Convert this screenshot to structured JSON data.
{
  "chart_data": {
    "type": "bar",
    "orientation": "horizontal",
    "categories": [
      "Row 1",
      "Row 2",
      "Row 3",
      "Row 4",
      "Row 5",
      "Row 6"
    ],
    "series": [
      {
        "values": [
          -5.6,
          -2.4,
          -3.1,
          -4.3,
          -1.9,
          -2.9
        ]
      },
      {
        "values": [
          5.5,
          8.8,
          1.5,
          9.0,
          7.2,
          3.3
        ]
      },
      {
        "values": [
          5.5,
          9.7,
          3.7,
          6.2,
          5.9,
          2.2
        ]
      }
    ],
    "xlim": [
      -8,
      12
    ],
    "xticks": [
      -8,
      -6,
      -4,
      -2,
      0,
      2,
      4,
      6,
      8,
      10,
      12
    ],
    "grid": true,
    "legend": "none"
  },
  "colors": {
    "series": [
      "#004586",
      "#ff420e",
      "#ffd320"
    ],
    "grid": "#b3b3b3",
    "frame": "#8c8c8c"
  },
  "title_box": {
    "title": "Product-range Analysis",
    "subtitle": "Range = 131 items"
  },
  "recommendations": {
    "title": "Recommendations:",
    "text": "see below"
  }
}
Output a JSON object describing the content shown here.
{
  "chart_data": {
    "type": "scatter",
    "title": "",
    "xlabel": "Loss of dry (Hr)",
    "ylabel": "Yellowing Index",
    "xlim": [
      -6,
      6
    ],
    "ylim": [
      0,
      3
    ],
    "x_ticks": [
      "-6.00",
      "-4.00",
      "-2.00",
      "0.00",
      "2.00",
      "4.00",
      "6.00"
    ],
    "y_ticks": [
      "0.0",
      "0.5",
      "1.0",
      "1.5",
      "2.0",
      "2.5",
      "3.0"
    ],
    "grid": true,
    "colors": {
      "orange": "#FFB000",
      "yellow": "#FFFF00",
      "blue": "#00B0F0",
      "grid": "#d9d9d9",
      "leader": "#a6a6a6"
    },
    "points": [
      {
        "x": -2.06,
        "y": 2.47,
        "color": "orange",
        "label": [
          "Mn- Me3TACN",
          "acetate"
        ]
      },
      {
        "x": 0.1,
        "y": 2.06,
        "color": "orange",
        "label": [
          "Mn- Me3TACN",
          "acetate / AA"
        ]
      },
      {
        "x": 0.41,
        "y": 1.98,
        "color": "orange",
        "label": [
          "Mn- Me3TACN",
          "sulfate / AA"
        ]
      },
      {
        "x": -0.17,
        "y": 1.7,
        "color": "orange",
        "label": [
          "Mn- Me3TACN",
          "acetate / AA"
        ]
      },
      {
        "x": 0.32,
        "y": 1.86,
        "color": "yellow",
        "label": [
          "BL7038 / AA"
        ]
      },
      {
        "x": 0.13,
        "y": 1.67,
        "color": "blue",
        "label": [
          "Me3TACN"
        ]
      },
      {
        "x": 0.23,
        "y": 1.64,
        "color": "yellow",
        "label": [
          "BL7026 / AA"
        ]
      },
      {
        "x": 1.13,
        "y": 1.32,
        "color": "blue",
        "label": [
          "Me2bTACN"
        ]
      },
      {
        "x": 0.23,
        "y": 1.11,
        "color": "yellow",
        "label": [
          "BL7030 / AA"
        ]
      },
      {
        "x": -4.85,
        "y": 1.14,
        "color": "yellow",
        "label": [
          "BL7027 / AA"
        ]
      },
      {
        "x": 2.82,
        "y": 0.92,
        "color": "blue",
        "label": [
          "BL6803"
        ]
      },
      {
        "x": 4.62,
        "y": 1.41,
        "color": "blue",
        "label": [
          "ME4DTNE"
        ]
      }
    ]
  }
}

### Problem
Transcribe the records above exactly as they appear.

### Solution for this exercise
Convert this screenshot to structured JSON data.
{
  "chart_data": {
    "type": "bar",
    "orientation": "horizontal",
    "categories": [
      "Row 1",
      "Row 2",
      "Row 3",
      "Row 4",
      "Row 5",
      "Row 6"
    ],
    "series": [
      {
        "values": [
          -5.6,
          -2.4,
          -3.1,
          -4.3,
          -1.9,
          -2.9
        ]
      },
      {
        "values": [
          5.5,
          8.8,
          1.5,
          9.0,
          7.2,
          3.3
        ]
      },
      {
        "values": [
          5.5,
          9.7,
          3.7,
          6.2,
          5.9,
          2.2
        ]
      }
    ],
    "xlim": [
      -8,
      12
    ],
    "xticks": [
      -8,
      -6,
      -4,
      -2,
      0,
      2,
      4,
      6,
      8,
      10,
      12
    ],
    "grid": true,
    "legend": "none"
  },
  "colors": {
    "series": [
      "#004586",
      "#ff420e",
      "#ffd320"
    ],
    "grid": "#b3b3b3",
    "frame": "#8c8c8c"
  },
  "title_box": {
    "title": "Product-range Analysis",
    "subtitle": "Range = 131 items"
  },
  "recommendations": {
    "title": "Recommendations:",
    "text": "see below"
  }
}
Output a JSON object describing the content shown here.
{
  "chart_data": {
    "type": "scatter",
    "title": "",
    "xlabel": "Loss of dry (Hr)",
    "ylabel": "Yellowing Index",
    "xlim": [
      -6,
      6
    ],
    "ylim": [
      0,
      3
    ],
    "x_ticks": [
      "-6.00",
      "-4.00",
      "-2.00",
      "0.00",
      "2.00",
      "4.00",
      "6.00"
    ],
    "y_ticks": [
      "0.0",
      "0.5",
      "1.0",
      "1.5",
      "2.0",
      "2.5",
      "3.0"
    ],
    "grid": true,
    "colors": {
      "orange": "#FFB000",
      "yellow": "#FFFF00",
      "blue": "#00B0F0",
      "grid": "#d9d9d9",
      "leader": "#a6a6a6"
    },
    "points": [
      {
        "x": -2.06,
        "y": 2.47,
        "color": "orange",
        "label": [
          "Mn- Me3TACN",
          "acetate"
        ]
      },
      {
        "x": 0.1,
        "y": 2.06,
        "color": "orange",
        "label": [
          "Mn- Me3TACN",
          "acetate / AA"
        ]
      },
      {
        "x": 0.41,
        "y": 1.98,
        "color": "orange",
        "label": [
          "Mn- Me3TACN",
          "sulfate / AA"
        ]
      },
      {
        "x": -0.17,
        "y": 1.7,
        "color": "orange",
        "label": [
          "Mn- Me3TACN",
          "acetate / AA"
        ]
      },
      {
        "x": 0.32,
        "y": 1.86,
        "color": "yellow",
        "label": [
          "BL7038 / AA"
        ]
      },
      {
        "x": 0.13,
        "y": 1.67,
        "color": "blue",
        "label": [
          "Me3TACN"
        ]
      },
      {
        "x": 0.23,
        "y": 1.64,
        "color": "yellow",
        "label": [
          "BL7026 / AA"
        ]
      },
      {
        "x": 1.13,
        "y": 1.32,
        "color": "blue",
        "label": [
          "Me2bTACN"
        ]
      },
      {
        "x": 0.23,
        "y": 1.11,
        "color": "yellow",
        "label": [
          "BL7030 / AA"
        ]
      },
      {
        "x": -4.85,
        "y": 1.14,
        "color": "yellow",
        "label": [
          "BL7027 / AA"
        ]
      },
      {
        "x": 2.82,
        "y": 0.92,
        "color": "blue",
        "label": [
          "BL6803"
        ]
      },
      {
        "x": 4.62,
        "y": 1.41,
        "color": "blue",
        "label": [
          "ME4DTNE"
        ]
      }
    ]
  }
}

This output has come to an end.